**Task to complete:** Format every line of the records below as a JSON list of strings, one string per line, leaving out blank lines and the picture lines.

· · · · ·

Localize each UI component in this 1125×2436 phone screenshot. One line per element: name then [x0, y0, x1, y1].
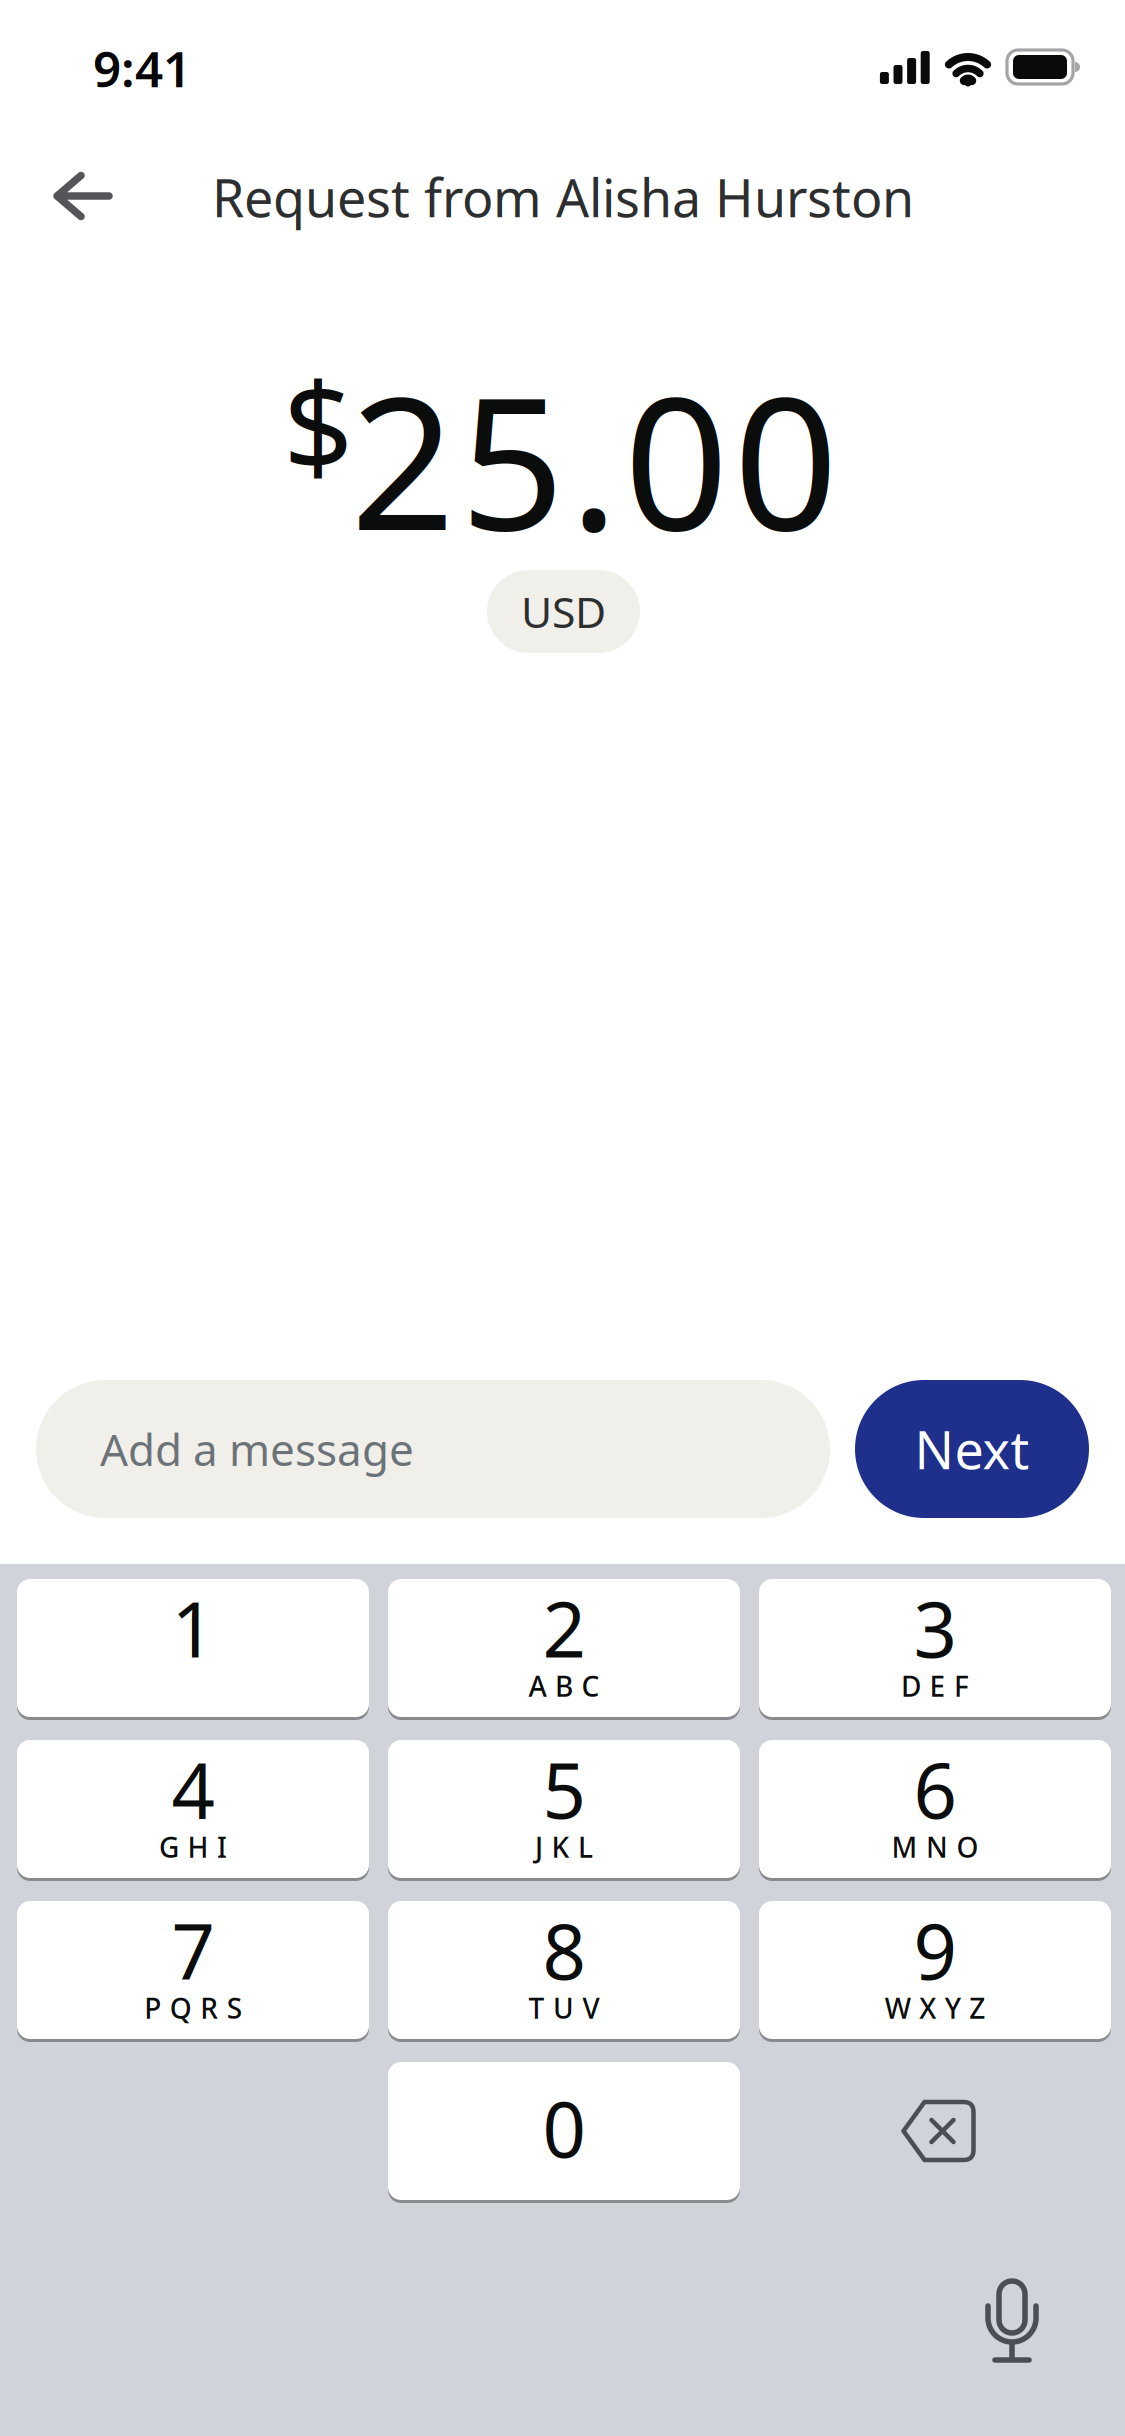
staticText: Add a message [100, 1420, 414, 1478]
staticText: 4 [172, 1738, 214, 1839]
staticText: TUV [528, 1989, 600, 2027]
button[interactable]: Dictation [977, 2271, 1047, 2373]
button[interactable]: 7 [17, 1901, 369, 2039]
staticText: 9 [914, 1900, 956, 2000]
button[interactable]: Currency USD [487, 570, 640, 653]
button[interactable]: 1 [17, 1579, 369, 1717]
button[interactable]: 3 [759, 1579, 1111, 1717]
staticText: WXYZ [885, 1989, 985, 2027]
staticText: 2 [542, 1578, 586, 1678]
button[interactable]: Delete [762, 2062, 1114, 2200]
button[interactable]: 6 [759, 1740, 1111, 1878]
staticText: 9:41 [93, 35, 191, 101]
staticText: 5 [542, 1738, 586, 1839]
staticText: 3 [914, 1578, 956, 1678]
staticText: USD [521, 583, 606, 640]
button[interactable]: 2 [388, 1579, 740, 1717]
staticText: JKL [535, 1828, 593, 1866]
staticText: MNO [892, 1828, 978, 1866]
button[interactable]: 9 [759, 1901, 1111, 2039]
staticText: 0 [542, 2078, 586, 2178]
button[interactable]: 4 [17, 1740, 369, 1878]
staticText: Next [914, 1414, 1030, 1484]
staticText: PQRS [144, 1989, 242, 2027]
staticText: Request from Alisha Hurston [212, 162, 914, 232]
staticText: 1 [172, 1578, 214, 1678]
staticText: $ [283, 343, 353, 506]
button[interactable]: Back [43, 162, 123, 230]
staticText: GHI [159, 1828, 227, 1866]
button[interactable]: 8 [388, 1901, 740, 2039]
staticText: 7 [172, 1900, 214, 2000]
staticText: ABC [528, 1667, 600, 1705]
button[interactable]: Next [855, 1380, 1089, 1518]
staticText: 6 [914, 1738, 956, 1839]
staticText: DEF [901, 1667, 969, 1705]
button[interactable]: Add a message [36, 1380, 830, 1518]
button[interactable]: 0 [388, 2062, 740, 2200]
staticText: 25.00 [350, 338, 838, 580]
staticText: 8 [542, 1900, 586, 2000]
button[interactable]: 5 [388, 1740, 740, 1878]
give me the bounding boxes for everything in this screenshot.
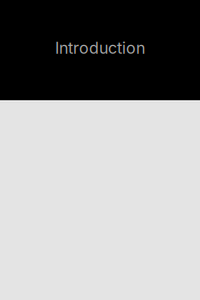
- staticText: Introduction: [55, 38, 145, 58]
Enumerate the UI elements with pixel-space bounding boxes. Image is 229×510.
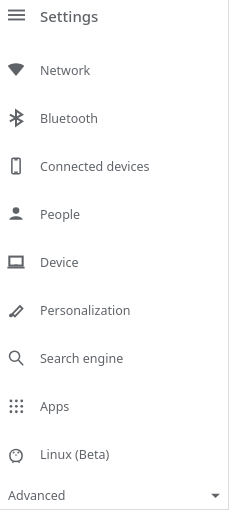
button[interactable]: Connected devices (0, 142, 229, 190)
staticText: People (40, 206, 81, 223)
staticText: Bluetooth (40, 110, 99, 127)
staticText: Apps (40, 398, 70, 415)
staticText: Device (40, 254, 79, 271)
button[interactable]: Personalization (0, 286, 229, 334)
button[interactable]: Search engine (0, 334, 229, 382)
staticText: Linux (Beta) (40, 446, 110, 463)
button[interactable]: Linux (Beta) (0, 430, 229, 478)
button[interactable]: Apps (0, 382, 229, 430)
staticText: Settings (40, 6, 99, 26)
staticText: Personalization (40, 302, 131, 319)
button[interactable]: People (0, 190, 229, 238)
staticText: Search engine (40, 350, 124, 367)
button[interactable]: Bluetooth (0, 94, 229, 142)
button[interactable]: Network (0, 46, 229, 94)
button[interactable]: Device (0, 238, 229, 286)
staticText: Connected devices (40, 158, 150, 175)
button[interactable]: Advanced (0, 482, 229, 509)
staticText: Network (40, 62, 91, 79)
staticText: Advanced (8, 487, 66, 504)
button[interactable]: Open navigation menu (8, 8, 25, 22)
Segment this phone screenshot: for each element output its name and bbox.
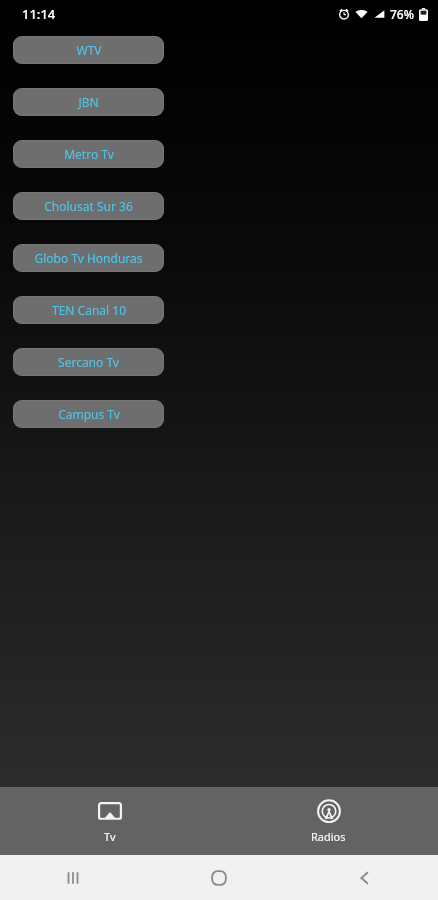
button[interactable]: Home bbox=[146, 855, 292, 900]
staticText: Cholusat Sur 36 bbox=[44, 198, 133, 214]
staticText: Globo Tv Honduras bbox=[34, 250, 143, 266]
button[interactable]: TEN Canal 10 bbox=[13, 296, 164, 324]
staticText: Sercano Tv bbox=[58, 354, 119, 370]
button[interactable]: WTV bbox=[13, 36, 164, 64]
button[interactable]: Campus Tv bbox=[13, 400, 164, 428]
button[interactable]: Metro Tv bbox=[13, 140, 164, 168]
staticText: Campus Tv bbox=[58, 406, 120, 422]
staticText: WTV bbox=[76, 42, 102, 58]
button[interactable]: JBN bbox=[13, 88, 164, 116]
staticText: Metro Tv bbox=[64, 146, 114, 162]
button[interactable]: Tv bbox=[0, 787, 219, 855]
staticText: 76% bbox=[390, 6, 414, 22]
button[interactable]: Globo Tv Honduras bbox=[13, 244, 164, 272]
staticText: Radios bbox=[311, 829, 346, 844]
button[interactable]: Radios bbox=[219, 787, 438, 855]
staticText: Tv bbox=[104, 829, 116, 844]
staticText: TEN Canal 10 bbox=[52, 302, 126, 318]
button[interactable]: Sercano Tv bbox=[13, 348, 164, 376]
button[interactable]: Back bbox=[292, 855, 438, 900]
button[interactable]: Recent apps bbox=[0, 855, 146, 900]
staticText: 11:14 bbox=[22, 5, 56, 23]
button[interactable]: Cholusat Sur 36 bbox=[13, 192, 164, 220]
staticText: JBN bbox=[78, 94, 99, 110]
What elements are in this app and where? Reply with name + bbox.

· · · · ·

**Complete answer:**
[
  "Localize each UI component in this 1125×2436 phone screenshot. One line per element: name then [x0, y0, x1, y1].",
  "staticText: Add a message [100, 1420, 414, 1478]",
  "staticText: 4 [172, 1738, 214, 1839]",
  "staticText: TUV [528, 1989, 600, 2027]",
  "button[interactable]: Dictation [977, 2271, 1047, 2373]",
  "button[interactable]: 7 [17, 1901, 369, 2039]",
  "staticText: 9 [914, 1900, 956, 2000]",
  "button[interactable]: Currency USD [487, 570, 640, 653]",
  "button[interactable]: 1 [17, 1579, 369, 1717]",
  "button[interactable]: 3 [759, 1579, 1111, 1717]",
  "staticText: WXYZ [885, 1989, 985, 2027]",
  "staticText: 2 [542, 1578, 586, 1678]",
  "button[interactable]: Delete [762, 2062, 1114, 2200]",
  "button[interactable]: 6 [759, 1740, 1111, 1878]",
  "staticText: 9:41 [93, 35, 191, 101]",
  "staticText: 5 [542, 1738, 586, 1839]",
  "staticText: 3 [914, 1578, 956, 1678]",
  "staticText: USD [521, 583, 606, 640]",
  "button[interactable]: 2 [388, 1579, 740, 1717]",
  "staticText: JKL [535, 1828, 593, 1866]",
  "staticText: MNO [892, 1828, 978, 1866]",
  "button[interactable]: 9 [759, 1901, 1111, 2039]",
  "staticText: 0 [542, 2078, 586, 2178]",
  "button[interactable]: 4 [17, 1740, 369, 1878]",
  "staticText: Next [914, 1414, 1030, 1484]",
  "staticText: PQRS [144, 1989, 242, 2027]",
  "staticText: Request from Alisha Hurston [212, 162, 914, 232]",
  "staticText: 1 [172, 1578, 214, 1678]",
  "staticText: $ [283, 343, 353, 506]",
  "button[interactable]: Back [43, 162, 123, 230]",
  "staticText: GHI [159, 1828, 227, 1866]",
  "button[interactable]: 8 [388, 1901, 740, 2039]",
  "staticText: 7 [172, 1900, 214, 2000]",
  "staticText: ABC [528, 1667, 600, 1705]",
  "button[interactable]: Next [855, 1380, 1089, 1518]",
  "staticText: 6 [914, 1738, 956, 1839]",
  "staticText: DEF [901, 1667, 969, 1705]",
  "button[interactable]: Add a message [36, 1380, 830, 1518]",
  "button[interactable]: 0 [388, 2062, 740, 2200]",
  "staticText: 25.00 [350, 338, 838, 580]",
  "staticText: 8 [542, 1900, 586, 2000]",
  "button[interactable]: 5 [388, 1740, 740, 1878]",
  "give me the bounding boxes for everything in this screenshot.",
  "- staticText: Introduction: [55, 38, 145, 58]",
  "Enumerate the UI elements with pixel-space bounding boxes. Image is 229×510.",
  "button[interactable]: Connected devices (0, 142, 229, 190)",
  "staticText: People (40, 206, 81, 223)",
  "staticText: Bluetooth (40, 110, 99, 127)",
  "staticText: Apps (40, 398, 70, 415)",
  "staticText: Device (40, 254, 79, 271)",
  "button[interactable]: Personalization (0, 286, 229, 334)",
  "button[interactable]: Search engine (0, 334, 229, 382)",
  "staticText: Linux (Beta) (40, 446, 110, 463)",
  "button[interactable]: Linux (Beta) (0, 430, 229, 478)",
  "button[interactable]: Apps (0, 382, 229, 430)",
  "staticText: Settings (40, 6, 99, 26)",
  "staticText: Personalization (40, 302, 131, 319)",
  "button[interactable]: People (0, 190, 229, 238)",
  "staticText: Search engine (40, 350, 124, 367)",
  "button[interactable]: Bluetooth (0, 94, 229, 142)",
  "button[interactable]: Network (0, 46, 229, 94)",
  "button[interactable]: Device (0, 238, 229, 286)",
  "staticText: Connected devices (40, 158, 150, 175)",
  "button[interactable]: Advanced (0, 482, 229, 509)",
  "staticText: Network (40, 62, 91, 79)",
  "staticText: Advanced (8, 487, 66, 504)",
  "button[interactable]: Open navigation menu (8, 8, 25, 22)",
  "Segment this phone screenshot: for each element output its name and bbox.",
  "button[interactable]: Home bbox=[146, 855, 292, 900]",
  "staticText: Cholusat Sur 36 bbox=[44, 198, 133, 214]",
  "staticText: Globo Tv Honduras bbox=[34, 250, 143, 266]",
  "button[interactable]: TEN Canal 10 bbox=[13, 296, 164, 324]",
  "staticText: Sercano Tv bbox=[58, 354, 119, 370]",
  "button[interactable]: WTV bbox=[13, 36, 164, 64]",
  "button[interactable]: Campus Tv bbox=[13, 400, 164, 428]",
  "button[interactable]: Metro Tv bbox=[13, 140, 164, 168]",
  "staticText: Campus Tv bbox=[58, 406, 120, 422]",
  "staticText: WTV bbox=[76, 42, 102, 58]",
  "button[interactable]: JBN bbox=[13, 88, 164, 116]",
  "staticText: Metro Tv bbox=[64, 146, 114, 162]",
  "button[interactable]: Tv bbox=[0, 787, 219, 855]",
  "staticText: 76% bbox=[390, 6, 414, 22]",
  "button[interactable]: Globo Tv Honduras bbox=[13, 244, 164, 272]",
  "staticText: Radios bbox=[311, 829, 346, 844]",
  "button[interactable]: Radios bbox=[219, 787, 438, 855]",
  "staticText: Tv bbox=[104, 829, 116, 844]",
  "staticText: TEN Canal 10 bbox=[52, 302, 126, 318]",
  "button[interactable]: Sercano Tv bbox=[13, 348, 164, 376]",
  "button[interactable]: Back bbox=[292, 855, 438, 900]",
  "button[interactable]: Recent apps bbox=[0, 855, 146, 900]",
  "staticText: 11:14 bbox=[22, 5, 56, 23]",
  "button[interactable]: Cholusat Sur 36 bbox=[13, 192, 164, 220]",
  "staticText: JBN bbox=[78, 94, 99, 110]",
  "What elements are in this app and where? Reply with name + bbox."
]